--- LISTING ---

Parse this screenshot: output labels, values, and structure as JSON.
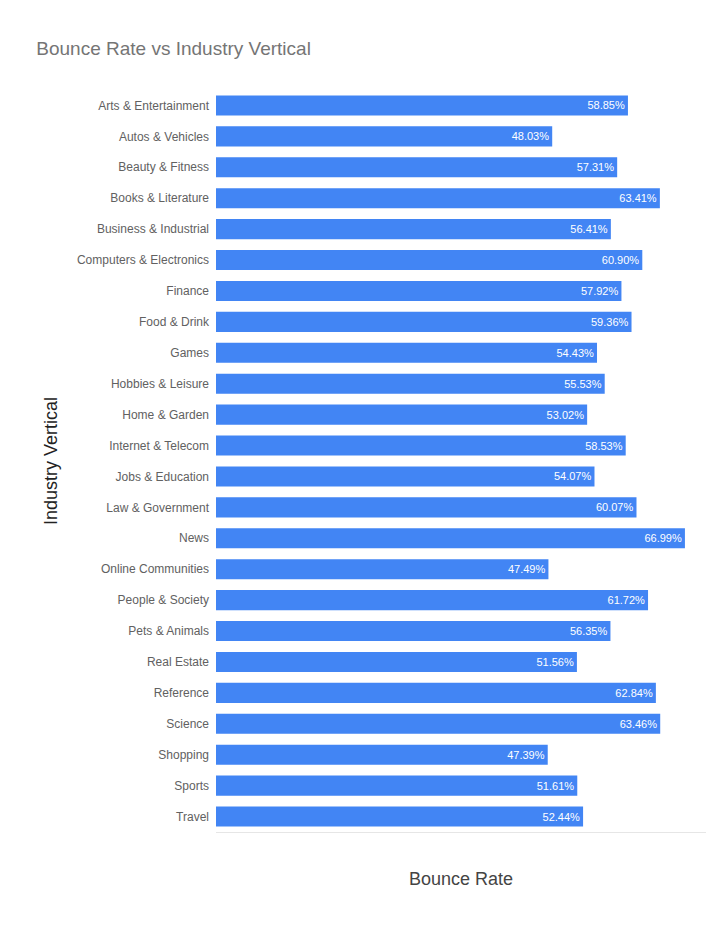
{
  "chart_data": {
    "type": "bar",
    "orientation": "horizontal",
    "title": "Bounce Rate vs Industry Vertical",
    "x_label": "Bounce Rate",
    "y_label": "Industry Vertical",
    "categories": [
      "Arts & Entertainment",
      "Autos & Vehicles",
      "Beauty & Fitness",
      "Books & Literature",
      "Business & Industrial",
      "Computers & Electronics",
      "Finance",
      "Food & Drink",
      "Games",
      "Hobbies & Leisure",
      "Home & Garden",
      "Internet & Telecom",
      "Jobs & Education",
      "Law & Government",
      "News",
      "Online Communities",
      "People & Society",
      "Pets & Animals",
      "Real Estate",
      "Reference",
      "Science",
      "Shopping",
      "Sports",
      "Travel"
    ],
    "values": [
      58.85,
      48.03,
      57.31,
      63.41,
      56.41,
      60.9,
      57.92,
      59.36,
      54.43,
      55.53,
      53.02,
      58.53,
      54.07,
      60.07,
      66.99,
      47.49,
      61.72,
      56.35,
      51.56,
      62.84,
      63.46,
      47.39,
      51.61,
      52.44
    ],
    "value_labels": [
      "58.85%",
      "48.03%",
      "57.31%",
      "63.41%",
      "56.41%",
      "60.90%",
      "57.92%",
      "59.36%",
      "54.43%",
      "55.53%",
      "53.02%",
      "58.53%",
      "54.07%",
      "60.07%",
      "66.99%",
      "47.49%",
      "61.72%",
      "56.35%",
      "51.56%",
      "62.84%",
      "63.46%",
      "47.39%",
      "51.61%",
      "52.44%"
    ],
    "color": "#4285f4",
    "xlim": [
      0,
      70
    ],
    "grid": false,
    "data_labels": true,
    "tick_labels": "y"
  }
}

---

• **GOAL**: The answer is one number: how many lines of the material above contain "Industry".

• **CORRECT RESULT**: 2